** Dataset content **
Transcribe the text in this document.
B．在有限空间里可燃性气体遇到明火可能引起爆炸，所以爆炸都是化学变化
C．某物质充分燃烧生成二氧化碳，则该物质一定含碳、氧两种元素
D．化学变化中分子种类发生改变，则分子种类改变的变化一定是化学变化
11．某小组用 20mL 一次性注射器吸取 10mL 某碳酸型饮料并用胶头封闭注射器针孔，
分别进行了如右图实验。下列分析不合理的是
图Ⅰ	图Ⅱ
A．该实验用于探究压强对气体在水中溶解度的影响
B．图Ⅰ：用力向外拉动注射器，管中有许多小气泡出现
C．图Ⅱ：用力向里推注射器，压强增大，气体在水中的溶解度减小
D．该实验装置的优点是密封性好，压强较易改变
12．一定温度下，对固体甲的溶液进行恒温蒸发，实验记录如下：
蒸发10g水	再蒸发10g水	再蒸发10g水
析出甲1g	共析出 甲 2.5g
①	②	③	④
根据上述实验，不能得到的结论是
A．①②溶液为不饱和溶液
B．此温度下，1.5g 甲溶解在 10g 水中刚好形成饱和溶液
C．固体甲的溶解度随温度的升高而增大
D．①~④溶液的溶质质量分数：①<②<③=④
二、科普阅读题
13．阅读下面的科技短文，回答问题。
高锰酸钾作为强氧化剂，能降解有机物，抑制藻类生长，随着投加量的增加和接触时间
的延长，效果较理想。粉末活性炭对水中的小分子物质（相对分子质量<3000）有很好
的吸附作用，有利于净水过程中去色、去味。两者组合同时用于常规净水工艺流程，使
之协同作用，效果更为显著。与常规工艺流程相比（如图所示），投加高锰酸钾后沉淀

** Task objective **
All of the material above needs to be copied exactly.

** Complete output **
Transcribe the text in this document.
B．在有限空间里可燃性气体遇到明火可能引起爆炸，所以爆炸都是化学变化
C．某物质充分燃烧生成二氧化碳，则该物质一定含碳、氧两种元素
D．化学变化中分子种类发生改变，则分子种类改变的变化一定是化学变化
11．某小组用 20mL 一次性注射器吸取 10mL 某碳酸型饮料并用胶头封闭注射器针孔，
分别进行了如右图实验。下列分析不合理的是
图Ⅰ	图Ⅱ
A．该实验用于探究压强对气体在水中溶解度的影响
B．图Ⅰ：用力向外拉动注射器，管中有许多小气泡出现
C．图Ⅱ：用力向里推注射器，压强增大，气体在水中的溶解度减小
D．该实验装置的优点是密封性好，压强较易改变
12．一定温度下，对固体甲的溶液进行恒温蒸发，实验记录如下：
蒸发10g水	再蒸发10g水	再蒸发10g水
析出甲1g	共析出 甲 2.5g
①	②	③	④
根据上述实验，不能得到的结论是
A．①②溶液为不饱和溶液
B．此温度下，1.5g 甲溶解在 10g 水中刚好形成饱和溶液
C．固体甲的溶解度随温度的升高而增大
D．①~④溶液的溶质质量分数：①<②<③=④
二、科普阅读题
13．阅读下面的科技短文，回答问题。
高锰酸钾作为强氧化剂，能降解有机物，抑制藻类生长，随着投加量的增加和接触时间
的延长，效果较理想。粉末活性炭对水中的小分子物质（相对分子质量<3000）有很好
的吸附作用，有利于净水过程中去色、去味。两者组合同时用于常规净水工艺流程，使
之协同作用，效果更为显著。与常规工艺流程相比（如图所示），投加高锰酸钾后沉淀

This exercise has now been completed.